[start Record extracts]

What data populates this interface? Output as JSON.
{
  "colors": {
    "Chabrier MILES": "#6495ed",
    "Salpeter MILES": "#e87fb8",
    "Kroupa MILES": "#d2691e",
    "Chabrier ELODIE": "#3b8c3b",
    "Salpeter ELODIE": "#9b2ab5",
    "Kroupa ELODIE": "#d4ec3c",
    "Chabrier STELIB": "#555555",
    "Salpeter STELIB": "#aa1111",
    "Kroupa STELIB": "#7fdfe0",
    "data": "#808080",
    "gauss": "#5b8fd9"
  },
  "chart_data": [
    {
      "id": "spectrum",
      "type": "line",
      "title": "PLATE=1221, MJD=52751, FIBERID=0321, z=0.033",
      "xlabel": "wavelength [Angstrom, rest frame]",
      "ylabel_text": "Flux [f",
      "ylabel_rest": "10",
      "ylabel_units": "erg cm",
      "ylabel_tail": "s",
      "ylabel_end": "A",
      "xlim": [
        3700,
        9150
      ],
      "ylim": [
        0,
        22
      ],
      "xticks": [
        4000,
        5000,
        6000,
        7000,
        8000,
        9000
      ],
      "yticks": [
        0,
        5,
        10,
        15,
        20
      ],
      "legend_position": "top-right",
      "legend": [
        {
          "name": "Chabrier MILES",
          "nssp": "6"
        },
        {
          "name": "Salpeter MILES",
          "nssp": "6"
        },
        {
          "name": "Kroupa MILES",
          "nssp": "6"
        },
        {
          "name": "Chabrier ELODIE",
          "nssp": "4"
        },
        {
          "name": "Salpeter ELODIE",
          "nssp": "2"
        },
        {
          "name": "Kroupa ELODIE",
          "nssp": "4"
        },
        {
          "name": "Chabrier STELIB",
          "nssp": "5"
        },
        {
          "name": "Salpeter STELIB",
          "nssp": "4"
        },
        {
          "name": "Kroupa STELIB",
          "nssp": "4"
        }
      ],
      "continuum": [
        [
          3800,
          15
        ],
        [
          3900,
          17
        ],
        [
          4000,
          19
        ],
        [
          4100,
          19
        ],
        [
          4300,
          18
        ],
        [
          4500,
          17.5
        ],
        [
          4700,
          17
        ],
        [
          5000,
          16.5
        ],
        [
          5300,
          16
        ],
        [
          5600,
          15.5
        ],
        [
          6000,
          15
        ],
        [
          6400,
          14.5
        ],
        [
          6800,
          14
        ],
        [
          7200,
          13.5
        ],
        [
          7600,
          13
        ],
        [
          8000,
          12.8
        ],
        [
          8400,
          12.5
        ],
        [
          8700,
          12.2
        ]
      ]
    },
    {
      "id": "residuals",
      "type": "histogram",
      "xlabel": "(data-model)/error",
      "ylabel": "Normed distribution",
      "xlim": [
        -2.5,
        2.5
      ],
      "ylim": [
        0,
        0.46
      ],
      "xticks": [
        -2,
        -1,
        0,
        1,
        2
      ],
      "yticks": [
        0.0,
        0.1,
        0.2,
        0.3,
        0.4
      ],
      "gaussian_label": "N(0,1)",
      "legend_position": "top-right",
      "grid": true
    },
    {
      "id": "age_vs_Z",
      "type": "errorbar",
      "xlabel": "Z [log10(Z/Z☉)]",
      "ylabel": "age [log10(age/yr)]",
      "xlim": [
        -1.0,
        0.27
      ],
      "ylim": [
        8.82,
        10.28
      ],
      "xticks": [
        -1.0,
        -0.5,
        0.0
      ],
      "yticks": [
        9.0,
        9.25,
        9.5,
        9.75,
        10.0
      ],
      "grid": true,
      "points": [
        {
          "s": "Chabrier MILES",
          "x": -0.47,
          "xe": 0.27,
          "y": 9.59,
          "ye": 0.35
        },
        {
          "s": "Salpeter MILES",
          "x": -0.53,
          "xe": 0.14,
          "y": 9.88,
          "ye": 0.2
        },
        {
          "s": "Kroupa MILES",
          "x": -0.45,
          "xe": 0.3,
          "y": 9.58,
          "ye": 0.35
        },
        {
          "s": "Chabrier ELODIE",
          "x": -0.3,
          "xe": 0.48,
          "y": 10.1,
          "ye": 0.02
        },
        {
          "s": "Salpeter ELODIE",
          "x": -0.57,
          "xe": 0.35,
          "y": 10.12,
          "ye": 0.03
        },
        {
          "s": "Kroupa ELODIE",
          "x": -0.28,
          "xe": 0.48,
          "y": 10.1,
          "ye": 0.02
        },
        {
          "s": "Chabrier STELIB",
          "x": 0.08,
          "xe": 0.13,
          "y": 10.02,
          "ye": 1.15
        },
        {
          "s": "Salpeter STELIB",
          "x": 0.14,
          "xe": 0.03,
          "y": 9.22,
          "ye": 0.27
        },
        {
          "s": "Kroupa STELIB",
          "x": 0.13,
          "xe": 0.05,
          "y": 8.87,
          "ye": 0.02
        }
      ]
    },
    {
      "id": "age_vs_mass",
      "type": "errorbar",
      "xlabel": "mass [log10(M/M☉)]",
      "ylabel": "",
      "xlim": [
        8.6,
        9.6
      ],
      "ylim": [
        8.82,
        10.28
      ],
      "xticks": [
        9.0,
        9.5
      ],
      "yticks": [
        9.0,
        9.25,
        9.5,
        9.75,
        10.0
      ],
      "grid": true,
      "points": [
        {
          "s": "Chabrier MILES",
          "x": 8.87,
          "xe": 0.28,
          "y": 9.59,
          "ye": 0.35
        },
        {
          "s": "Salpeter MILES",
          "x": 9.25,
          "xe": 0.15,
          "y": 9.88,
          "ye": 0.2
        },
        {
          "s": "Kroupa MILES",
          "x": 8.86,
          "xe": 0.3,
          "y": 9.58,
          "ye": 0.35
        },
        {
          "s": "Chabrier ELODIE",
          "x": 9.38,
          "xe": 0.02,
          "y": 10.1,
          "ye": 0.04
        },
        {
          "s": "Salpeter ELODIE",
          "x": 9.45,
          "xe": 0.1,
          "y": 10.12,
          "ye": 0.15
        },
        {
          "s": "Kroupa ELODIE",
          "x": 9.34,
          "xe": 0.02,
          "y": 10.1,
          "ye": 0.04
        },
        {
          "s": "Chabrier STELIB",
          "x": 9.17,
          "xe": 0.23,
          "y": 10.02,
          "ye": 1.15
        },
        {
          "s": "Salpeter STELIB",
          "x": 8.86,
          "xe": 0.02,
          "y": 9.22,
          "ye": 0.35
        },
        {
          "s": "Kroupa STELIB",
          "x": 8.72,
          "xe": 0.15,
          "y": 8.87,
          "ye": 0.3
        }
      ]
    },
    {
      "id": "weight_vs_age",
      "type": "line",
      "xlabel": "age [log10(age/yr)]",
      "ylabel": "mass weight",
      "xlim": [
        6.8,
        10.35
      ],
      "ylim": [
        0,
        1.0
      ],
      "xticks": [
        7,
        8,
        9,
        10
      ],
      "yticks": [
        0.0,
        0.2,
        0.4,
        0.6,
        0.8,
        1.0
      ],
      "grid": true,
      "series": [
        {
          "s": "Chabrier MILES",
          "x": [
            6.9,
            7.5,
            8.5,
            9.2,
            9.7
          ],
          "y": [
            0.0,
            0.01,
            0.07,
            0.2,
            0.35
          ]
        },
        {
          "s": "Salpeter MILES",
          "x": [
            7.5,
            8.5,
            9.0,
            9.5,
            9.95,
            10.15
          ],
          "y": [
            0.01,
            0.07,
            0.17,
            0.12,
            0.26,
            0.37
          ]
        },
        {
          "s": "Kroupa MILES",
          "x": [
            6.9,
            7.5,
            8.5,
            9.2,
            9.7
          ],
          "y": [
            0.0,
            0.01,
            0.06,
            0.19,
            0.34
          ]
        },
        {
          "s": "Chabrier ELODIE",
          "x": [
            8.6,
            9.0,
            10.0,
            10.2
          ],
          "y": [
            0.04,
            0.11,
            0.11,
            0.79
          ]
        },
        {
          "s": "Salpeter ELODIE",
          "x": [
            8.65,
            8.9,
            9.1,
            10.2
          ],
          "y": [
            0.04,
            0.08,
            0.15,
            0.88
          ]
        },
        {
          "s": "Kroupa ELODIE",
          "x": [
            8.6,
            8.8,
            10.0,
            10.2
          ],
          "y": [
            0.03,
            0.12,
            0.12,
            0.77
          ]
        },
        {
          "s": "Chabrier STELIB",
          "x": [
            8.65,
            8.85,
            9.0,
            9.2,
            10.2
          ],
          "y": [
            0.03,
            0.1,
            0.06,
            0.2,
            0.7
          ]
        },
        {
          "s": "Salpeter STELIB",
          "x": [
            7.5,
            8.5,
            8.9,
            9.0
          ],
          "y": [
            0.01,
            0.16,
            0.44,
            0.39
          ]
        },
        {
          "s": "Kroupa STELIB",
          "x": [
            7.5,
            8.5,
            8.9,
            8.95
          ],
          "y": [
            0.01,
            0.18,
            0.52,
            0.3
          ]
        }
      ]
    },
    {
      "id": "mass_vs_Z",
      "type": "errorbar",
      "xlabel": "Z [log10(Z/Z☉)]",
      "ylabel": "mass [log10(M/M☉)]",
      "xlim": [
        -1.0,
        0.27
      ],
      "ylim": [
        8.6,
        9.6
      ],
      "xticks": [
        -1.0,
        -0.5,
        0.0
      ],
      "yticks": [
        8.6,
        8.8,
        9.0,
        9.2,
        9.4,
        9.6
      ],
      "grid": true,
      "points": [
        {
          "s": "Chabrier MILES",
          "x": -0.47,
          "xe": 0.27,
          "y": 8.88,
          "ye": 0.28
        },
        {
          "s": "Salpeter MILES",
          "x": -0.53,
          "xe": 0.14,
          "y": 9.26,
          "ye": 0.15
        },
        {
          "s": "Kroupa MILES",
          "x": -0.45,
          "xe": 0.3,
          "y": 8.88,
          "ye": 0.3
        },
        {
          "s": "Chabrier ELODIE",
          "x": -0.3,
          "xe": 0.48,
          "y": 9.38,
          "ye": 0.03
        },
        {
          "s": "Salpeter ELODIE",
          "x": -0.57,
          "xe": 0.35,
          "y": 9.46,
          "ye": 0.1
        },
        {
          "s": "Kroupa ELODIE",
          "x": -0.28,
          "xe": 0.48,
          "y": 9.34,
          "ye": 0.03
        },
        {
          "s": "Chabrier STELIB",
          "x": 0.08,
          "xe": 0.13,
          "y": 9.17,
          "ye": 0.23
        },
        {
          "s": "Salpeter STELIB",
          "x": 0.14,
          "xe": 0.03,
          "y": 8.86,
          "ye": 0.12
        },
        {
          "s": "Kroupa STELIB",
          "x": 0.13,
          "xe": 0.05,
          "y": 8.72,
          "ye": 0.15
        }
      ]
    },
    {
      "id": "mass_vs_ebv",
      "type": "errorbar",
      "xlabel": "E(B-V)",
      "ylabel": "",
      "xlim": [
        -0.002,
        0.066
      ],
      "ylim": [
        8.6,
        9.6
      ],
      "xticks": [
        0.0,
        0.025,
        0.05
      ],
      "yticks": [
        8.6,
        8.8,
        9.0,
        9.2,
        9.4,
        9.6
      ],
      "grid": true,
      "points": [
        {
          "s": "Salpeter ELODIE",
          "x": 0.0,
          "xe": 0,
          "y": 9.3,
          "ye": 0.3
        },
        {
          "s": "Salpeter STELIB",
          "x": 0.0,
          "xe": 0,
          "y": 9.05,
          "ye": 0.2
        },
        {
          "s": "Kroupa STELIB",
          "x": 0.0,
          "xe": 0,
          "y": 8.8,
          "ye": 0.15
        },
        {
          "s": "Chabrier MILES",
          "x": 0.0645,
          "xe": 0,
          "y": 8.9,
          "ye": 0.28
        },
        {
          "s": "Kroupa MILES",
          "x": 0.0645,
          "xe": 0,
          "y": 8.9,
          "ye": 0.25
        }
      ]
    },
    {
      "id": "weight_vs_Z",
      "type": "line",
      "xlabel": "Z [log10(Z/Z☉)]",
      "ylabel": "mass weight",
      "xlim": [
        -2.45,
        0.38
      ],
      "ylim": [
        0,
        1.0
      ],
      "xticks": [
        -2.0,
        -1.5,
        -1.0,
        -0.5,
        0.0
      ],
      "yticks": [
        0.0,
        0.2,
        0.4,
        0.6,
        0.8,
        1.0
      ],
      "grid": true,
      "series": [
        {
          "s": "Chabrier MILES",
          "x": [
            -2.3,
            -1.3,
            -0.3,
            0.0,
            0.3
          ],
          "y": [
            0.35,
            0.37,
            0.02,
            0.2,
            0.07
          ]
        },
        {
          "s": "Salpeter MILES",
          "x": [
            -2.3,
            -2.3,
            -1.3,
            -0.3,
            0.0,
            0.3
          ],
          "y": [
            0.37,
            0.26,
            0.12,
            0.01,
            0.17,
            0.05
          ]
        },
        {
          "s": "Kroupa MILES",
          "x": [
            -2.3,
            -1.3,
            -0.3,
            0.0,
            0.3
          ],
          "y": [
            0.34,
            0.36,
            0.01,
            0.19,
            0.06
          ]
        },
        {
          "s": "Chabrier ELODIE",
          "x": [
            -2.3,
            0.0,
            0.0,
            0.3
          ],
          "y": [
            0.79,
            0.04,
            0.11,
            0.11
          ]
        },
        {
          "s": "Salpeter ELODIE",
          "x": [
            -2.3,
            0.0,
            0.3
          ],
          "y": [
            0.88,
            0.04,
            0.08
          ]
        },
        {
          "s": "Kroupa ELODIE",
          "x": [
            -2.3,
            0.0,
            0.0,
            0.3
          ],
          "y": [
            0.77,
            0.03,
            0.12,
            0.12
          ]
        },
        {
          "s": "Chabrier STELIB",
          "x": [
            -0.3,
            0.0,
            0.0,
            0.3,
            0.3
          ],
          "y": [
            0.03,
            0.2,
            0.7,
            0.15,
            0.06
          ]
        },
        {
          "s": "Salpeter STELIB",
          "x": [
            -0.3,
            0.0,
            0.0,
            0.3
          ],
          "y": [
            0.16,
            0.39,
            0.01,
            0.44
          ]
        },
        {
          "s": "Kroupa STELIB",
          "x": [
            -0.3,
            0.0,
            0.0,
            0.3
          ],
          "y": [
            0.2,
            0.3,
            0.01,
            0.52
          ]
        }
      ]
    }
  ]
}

[end Record extracts]

→ **Your task**: Consider the entries above and return each line with the string "xlabel".

→ **Answer to this problem**:
      "xlabel": "wavelength [Angstrom, rest frame]",
      "xlabel": "(data-model)/error",
      "xlabel": "Z [log10(Z/Z☉)]",
      "xlabel": "mass [log10(M/M☉)]",
      "xlabel": "age [log10(age/yr)]",
      "xlabel": "Z [log10(Z/Z☉)]",
      "xlabel": "E(B-V)",
      "xlabel": "Z [log10(Z/Z☉)]",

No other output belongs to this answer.